THE INPUT: Begin

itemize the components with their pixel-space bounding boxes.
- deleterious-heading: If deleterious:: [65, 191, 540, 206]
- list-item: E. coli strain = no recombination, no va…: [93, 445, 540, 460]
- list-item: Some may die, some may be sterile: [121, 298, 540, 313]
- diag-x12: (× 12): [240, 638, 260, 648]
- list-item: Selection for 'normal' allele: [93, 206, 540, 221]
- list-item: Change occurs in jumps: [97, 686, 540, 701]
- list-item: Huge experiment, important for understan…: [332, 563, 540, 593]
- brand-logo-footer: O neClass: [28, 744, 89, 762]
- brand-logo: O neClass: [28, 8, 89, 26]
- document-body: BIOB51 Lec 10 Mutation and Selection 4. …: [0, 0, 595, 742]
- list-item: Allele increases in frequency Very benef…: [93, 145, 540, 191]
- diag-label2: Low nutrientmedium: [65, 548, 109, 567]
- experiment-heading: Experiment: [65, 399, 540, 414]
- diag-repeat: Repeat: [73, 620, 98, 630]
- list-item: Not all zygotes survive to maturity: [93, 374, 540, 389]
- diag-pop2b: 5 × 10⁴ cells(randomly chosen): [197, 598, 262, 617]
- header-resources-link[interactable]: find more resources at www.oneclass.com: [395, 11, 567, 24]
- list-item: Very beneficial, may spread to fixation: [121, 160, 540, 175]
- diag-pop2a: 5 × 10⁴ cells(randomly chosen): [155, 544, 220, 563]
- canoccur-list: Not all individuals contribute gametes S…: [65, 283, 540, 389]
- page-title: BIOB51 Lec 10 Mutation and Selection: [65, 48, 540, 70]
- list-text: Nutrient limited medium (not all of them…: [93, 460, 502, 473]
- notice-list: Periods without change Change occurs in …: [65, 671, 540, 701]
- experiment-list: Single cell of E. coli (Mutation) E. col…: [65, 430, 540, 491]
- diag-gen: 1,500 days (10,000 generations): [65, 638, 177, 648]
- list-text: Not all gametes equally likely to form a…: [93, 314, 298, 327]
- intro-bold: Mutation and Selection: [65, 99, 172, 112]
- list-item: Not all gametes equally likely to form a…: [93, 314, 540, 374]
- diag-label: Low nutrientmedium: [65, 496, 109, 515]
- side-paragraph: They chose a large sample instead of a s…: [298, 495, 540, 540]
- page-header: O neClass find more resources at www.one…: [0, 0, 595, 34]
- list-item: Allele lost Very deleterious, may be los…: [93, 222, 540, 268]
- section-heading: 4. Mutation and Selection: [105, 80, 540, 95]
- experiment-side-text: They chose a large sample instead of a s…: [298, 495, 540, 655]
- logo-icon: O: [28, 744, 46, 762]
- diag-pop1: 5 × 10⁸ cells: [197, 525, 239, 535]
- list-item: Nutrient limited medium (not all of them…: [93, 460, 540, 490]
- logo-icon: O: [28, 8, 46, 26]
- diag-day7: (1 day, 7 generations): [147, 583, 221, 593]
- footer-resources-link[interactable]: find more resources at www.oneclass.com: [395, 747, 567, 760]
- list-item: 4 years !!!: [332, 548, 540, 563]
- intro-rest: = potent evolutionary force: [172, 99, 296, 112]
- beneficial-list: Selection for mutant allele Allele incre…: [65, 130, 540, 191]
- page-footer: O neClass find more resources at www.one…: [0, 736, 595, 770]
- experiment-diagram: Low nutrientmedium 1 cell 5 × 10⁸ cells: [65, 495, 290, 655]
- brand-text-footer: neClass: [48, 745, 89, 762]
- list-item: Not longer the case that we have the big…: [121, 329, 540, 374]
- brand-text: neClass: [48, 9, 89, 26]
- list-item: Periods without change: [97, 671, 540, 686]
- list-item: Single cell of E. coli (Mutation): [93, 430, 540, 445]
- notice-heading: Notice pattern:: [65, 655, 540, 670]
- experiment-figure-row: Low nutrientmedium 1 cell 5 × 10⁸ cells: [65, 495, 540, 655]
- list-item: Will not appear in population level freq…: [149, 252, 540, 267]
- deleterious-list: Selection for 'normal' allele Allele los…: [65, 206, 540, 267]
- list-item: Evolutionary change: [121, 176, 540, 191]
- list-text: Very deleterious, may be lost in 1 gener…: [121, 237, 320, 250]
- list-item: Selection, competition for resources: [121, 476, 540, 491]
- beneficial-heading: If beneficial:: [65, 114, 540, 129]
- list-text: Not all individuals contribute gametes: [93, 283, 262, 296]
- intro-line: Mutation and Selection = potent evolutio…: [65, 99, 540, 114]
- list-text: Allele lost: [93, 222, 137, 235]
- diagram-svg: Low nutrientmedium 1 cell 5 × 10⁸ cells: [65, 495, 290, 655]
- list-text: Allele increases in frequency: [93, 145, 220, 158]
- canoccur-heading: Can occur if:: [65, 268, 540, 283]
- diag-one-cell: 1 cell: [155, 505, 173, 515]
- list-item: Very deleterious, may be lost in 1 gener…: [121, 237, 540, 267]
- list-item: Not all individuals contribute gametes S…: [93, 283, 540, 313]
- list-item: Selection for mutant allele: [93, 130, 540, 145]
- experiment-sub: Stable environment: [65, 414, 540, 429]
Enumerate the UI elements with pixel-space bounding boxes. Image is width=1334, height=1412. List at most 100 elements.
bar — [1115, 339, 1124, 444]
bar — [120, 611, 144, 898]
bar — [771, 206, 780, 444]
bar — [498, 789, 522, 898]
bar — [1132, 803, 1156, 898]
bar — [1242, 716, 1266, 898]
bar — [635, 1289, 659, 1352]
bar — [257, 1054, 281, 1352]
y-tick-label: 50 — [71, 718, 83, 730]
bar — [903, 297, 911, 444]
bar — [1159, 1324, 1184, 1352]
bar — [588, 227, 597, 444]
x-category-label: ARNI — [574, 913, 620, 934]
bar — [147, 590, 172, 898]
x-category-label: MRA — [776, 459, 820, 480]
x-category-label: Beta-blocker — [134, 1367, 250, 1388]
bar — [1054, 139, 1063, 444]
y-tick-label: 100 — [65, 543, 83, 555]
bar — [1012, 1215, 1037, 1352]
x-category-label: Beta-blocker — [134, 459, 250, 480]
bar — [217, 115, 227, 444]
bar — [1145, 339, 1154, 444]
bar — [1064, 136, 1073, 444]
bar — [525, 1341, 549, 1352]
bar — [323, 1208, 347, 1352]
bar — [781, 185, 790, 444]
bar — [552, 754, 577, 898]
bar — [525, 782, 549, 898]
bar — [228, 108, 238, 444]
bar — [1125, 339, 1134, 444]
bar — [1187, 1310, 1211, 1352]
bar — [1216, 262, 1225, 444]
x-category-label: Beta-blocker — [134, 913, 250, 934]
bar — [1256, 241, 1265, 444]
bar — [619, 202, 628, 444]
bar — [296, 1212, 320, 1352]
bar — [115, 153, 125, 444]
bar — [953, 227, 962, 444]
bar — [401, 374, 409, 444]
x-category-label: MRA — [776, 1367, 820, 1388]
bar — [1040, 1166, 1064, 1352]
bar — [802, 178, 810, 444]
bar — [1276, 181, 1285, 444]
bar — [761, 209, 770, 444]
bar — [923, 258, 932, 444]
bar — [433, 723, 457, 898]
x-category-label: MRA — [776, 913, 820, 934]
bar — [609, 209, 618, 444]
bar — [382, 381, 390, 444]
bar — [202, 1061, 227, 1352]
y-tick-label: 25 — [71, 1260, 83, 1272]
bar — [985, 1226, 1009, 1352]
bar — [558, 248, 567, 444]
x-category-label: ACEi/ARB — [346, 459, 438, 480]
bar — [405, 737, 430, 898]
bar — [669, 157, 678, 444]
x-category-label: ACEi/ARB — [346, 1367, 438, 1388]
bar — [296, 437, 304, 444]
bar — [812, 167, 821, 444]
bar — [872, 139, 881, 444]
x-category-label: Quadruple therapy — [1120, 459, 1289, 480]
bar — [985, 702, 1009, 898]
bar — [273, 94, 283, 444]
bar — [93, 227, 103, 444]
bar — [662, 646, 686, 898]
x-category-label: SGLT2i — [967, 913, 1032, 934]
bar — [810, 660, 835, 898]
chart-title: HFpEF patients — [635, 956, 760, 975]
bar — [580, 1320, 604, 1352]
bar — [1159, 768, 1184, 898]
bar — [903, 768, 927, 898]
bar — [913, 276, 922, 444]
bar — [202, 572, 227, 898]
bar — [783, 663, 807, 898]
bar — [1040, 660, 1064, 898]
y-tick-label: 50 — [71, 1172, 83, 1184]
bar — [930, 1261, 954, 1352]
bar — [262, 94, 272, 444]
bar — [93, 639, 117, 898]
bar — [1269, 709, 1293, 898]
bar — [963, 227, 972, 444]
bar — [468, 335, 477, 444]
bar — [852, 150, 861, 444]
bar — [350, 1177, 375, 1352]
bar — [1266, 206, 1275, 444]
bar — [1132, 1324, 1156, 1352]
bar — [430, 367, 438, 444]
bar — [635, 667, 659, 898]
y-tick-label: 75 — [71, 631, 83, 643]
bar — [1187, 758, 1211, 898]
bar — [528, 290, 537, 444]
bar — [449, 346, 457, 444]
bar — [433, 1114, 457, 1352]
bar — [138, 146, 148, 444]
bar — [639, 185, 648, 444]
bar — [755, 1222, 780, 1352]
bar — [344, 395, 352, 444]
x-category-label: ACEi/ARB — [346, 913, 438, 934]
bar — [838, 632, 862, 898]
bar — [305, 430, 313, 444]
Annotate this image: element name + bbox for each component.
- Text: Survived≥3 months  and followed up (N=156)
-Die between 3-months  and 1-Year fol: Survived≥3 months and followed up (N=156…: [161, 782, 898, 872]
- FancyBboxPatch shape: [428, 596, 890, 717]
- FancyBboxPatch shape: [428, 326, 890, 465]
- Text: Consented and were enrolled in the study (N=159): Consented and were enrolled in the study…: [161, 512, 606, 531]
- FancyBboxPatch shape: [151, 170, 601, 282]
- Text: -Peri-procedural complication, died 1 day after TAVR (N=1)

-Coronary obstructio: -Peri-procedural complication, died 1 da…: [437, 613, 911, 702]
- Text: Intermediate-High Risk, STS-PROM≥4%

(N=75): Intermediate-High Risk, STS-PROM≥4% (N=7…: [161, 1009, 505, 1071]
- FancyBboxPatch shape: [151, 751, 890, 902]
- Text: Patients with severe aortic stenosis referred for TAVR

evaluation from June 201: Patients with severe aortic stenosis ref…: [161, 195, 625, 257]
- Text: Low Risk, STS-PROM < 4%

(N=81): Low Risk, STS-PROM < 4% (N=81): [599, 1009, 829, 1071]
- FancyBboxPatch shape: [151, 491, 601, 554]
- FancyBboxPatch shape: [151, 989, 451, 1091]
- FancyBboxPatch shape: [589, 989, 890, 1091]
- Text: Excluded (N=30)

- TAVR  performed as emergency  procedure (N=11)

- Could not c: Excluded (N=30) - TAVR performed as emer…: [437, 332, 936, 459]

THE INPUT: End

— EXERCISE —
Go through the records line by line, and copy each line that holds the string "They".

— EXERCISE SOLUTION —
- side-paragraph: They chose a large sample instead of a s…: [298, 495, 540, 540]
- experiment-side-text: They chose a large sample instead of a s…: [298, 495, 540, 655]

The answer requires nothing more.